Written task ->
Can the data below be set down again exactly, line for line?

════

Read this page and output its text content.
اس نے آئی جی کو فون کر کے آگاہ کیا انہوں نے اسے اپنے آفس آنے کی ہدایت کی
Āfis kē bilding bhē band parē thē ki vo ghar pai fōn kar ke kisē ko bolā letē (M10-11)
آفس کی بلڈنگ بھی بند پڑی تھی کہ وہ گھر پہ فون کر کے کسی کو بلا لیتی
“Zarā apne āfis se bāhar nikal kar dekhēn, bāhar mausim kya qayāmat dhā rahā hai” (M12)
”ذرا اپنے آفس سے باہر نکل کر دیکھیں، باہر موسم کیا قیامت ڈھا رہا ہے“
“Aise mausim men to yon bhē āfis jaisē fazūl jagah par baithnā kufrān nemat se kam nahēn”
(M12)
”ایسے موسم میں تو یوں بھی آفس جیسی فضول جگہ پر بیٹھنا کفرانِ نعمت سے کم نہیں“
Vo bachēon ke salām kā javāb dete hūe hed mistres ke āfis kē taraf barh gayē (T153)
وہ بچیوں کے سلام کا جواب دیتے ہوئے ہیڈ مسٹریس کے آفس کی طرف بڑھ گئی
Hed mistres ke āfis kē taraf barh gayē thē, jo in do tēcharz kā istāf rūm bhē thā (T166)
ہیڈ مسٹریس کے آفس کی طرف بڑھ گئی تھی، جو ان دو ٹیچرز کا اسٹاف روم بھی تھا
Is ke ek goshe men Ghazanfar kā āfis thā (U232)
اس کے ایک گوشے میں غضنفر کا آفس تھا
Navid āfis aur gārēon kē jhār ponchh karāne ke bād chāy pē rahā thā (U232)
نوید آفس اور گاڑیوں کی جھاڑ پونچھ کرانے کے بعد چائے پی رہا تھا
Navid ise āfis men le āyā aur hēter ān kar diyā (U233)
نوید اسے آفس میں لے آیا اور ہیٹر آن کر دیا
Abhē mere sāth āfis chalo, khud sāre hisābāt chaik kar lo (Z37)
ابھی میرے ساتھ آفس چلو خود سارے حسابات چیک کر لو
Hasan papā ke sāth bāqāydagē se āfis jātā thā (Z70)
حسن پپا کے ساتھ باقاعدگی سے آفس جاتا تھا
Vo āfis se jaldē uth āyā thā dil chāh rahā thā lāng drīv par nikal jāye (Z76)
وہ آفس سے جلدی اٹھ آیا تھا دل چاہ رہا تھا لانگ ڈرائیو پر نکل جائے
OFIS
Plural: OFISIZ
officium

════

The response ->
Read this page and output its text content.
اس نے آئی جی کو فون کر کے آگاہ کیا انہوں نے اسے اپنے آفس آنے کی ہدایت کی
Āfis kē bilding bhē band parē thē ki vo ghar pai fōn kar ke kisē ko bolā letē (M10-11)
آفس کی بلڈنگ بھی بند پڑی تھی کہ وہ گھر پہ فون کر کے کسی کو بلا لیتی
“Zarā apne āfis se bāhar nikal kar dekhēn, bāhar mausim kya qayāmat dhā rahā hai” (M12)
”ذرا اپنے آفس سے باہر نکل کر دیکھیں، باہر موسم کیا قیامت ڈھا رہا ہے“
“Aise mausim men to yon bhē āfis jaisē fazūl jagah par baithnā kufrān nemat se kam nahēn”
(M12)
”ایسے موسم میں تو یوں بھی آفس جیسی فضول جگہ پر بیٹھنا کفرانِ نعمت سے کم نہیں“
Vo bachēon ke salām kā javāb dete hūe hed mistres ke āfis kē taraf barh gayē (T153)
وہ بچیوں کے سلام کا جواب دیتے ہوئے ہیڈ مسٹریس کے آفس کی طرف بڑھ گئی
Hed mistres ke āfis kē taraf barh gayē thē, jo in do tēcharz kā istāf rūm bhē thā (T166)
ہیڈ مسٹریس کے آفس کی طرف بڑھ گئی تھی، جو ان دو ٹیچرز کا اسٹاف روم بھی تھا
Is ke ek goshe men Ghazanfar kā āfis thā (U232)
اس کے ایک گوشے میں غضنفر کا آفس تھا
Navid āfis aur gārēon kē jhār ponchh karāne ke bād chāy pē rahā thā (U232)
نوید آفس اور گاڑیوں کی جھاڑ پونچھ کرانے کے بعد چائے پی رہا تھا
Navid ise āfis men le āyā aur hēter ān kar diyā (U233)
نوید اسے آفس میں لے آیا اور ہیٹر آن کر دیا
Abhē mere sāth āfis chalo, khud sāre hisābāt chaik kar lo (Z37)
ابھی میرے ساتھ آفس چلو خود سارے حسابات چیک کر لو
Hasan papā ke sāth bāqāydagē se āfis jātā thā (Z70)
حسن پپا کے ساتھ باقاعدگی سے آفس جاتا تھا
Vo āfis se jaldē uth āyā thā dil chāh rahā thā lāng drīv par nikal jāye (Z76)
وہ آفس سے جلدی اٹھ آیا تھا دل چاہ رہا تھا لانگ ڈرائیو پر نکل جائے
OFIS
Plural: OFISIZ
officium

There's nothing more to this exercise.